# Supplied data
* START *
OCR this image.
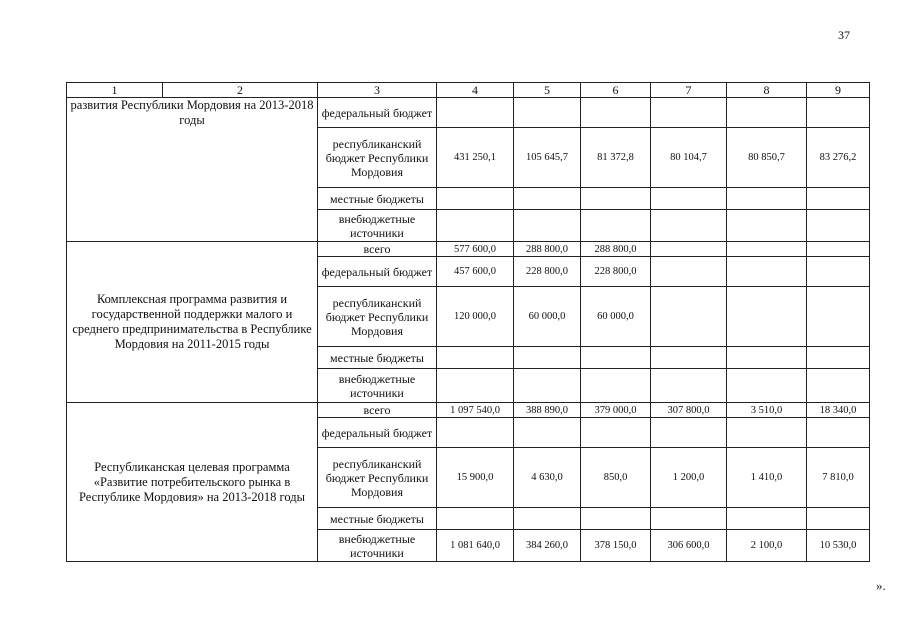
37
1	2	3	4	5	6	7	8	9
развития Республики Мордовия на 2013-2018 годы		федеральный бюджет						
		республиканский бюджет Республики Мордовия	431 250,1	105 645,7	81 372,8	80 104,7	80 850,7	83 276,2
		местные бюджеты						
		внебюджетные источники						
Комплексная программа развития и государственной поддержки малого и среднего предпринимательства в Республике Мордовия на 2011-2015 годы		всего	577 600,0	288 800,0	288 800,0			
		федеральный бюджет	457 600,0	228 800,0	228 800,0			
		республиканский бюджет Республики Мордовия	120 000,0	60 000,0	60 000,0			
		местные бюджеты						
		внебюджетные источники						
Республиканская целевая программа «Развитие потребительского рынка в Республике Мордовия» на 2013-2018 годы		всего	1 097 540,0	388 890,0	379 000,0	307 800,0	3 510,0	18 340,0
		федеральный бюджет						
		республиканский бюджет Республики Мордовия	15 900,0	4 630,0	850,0	1 200,0	1 410,0	7 810,0
		местные бюджеты						
		внебюджетные источники	1 081 640,0	384 260,0	378 150,0	306 600,0	2 100,0	10 530,0
».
* END *
# Written request
Print out the whole of the material word for word, without pictures.

# Completed task
OCR this image.
37
1	2	3	4	5	6	7	8	9
развития Республики Мордовия на 2013-2018 годы		федеральный бюджет						
		республиканский бюджет Республики Мордовия	431 250,1	105 645,7	81 372,8	80 104,7	80 850,7	83 276,2
		местные бюджеты						
		внебюджетные источники						
Комплексная программа развития и государственной поддержки малого и среднего предпринимательства в Республике Мордовия на 2011-2015 годы		всего	577 600,0	288 800,0	288 800,0			
		федеральный бюджет	457 600,0	228 800,0	228 800,0			
		республиканский бюджет Республики Мордовия	120 000,0	60 000,0	60 000,0			
		местные бюджеты						
		внебюджетные источники						
Республиканская целевая программа «Развитие потребительского рынка в Республике Мордовия» на 2013-2018 годы		всего	1 097 540,0	388 890,0	379 000,0	307 800,0	3 510,0	18 340,0
		федеральный бюджет						
		республиканский бюджет Республики Мордовия	15 900,0	4 630,0	850,0	1 200,0	1 410,0	7 810,0
		местные бюджеты						
		внебюджетные источники	1 081 640,0	384 260,0	378 150,0	306 600,0	2 100,0	10 530,0
».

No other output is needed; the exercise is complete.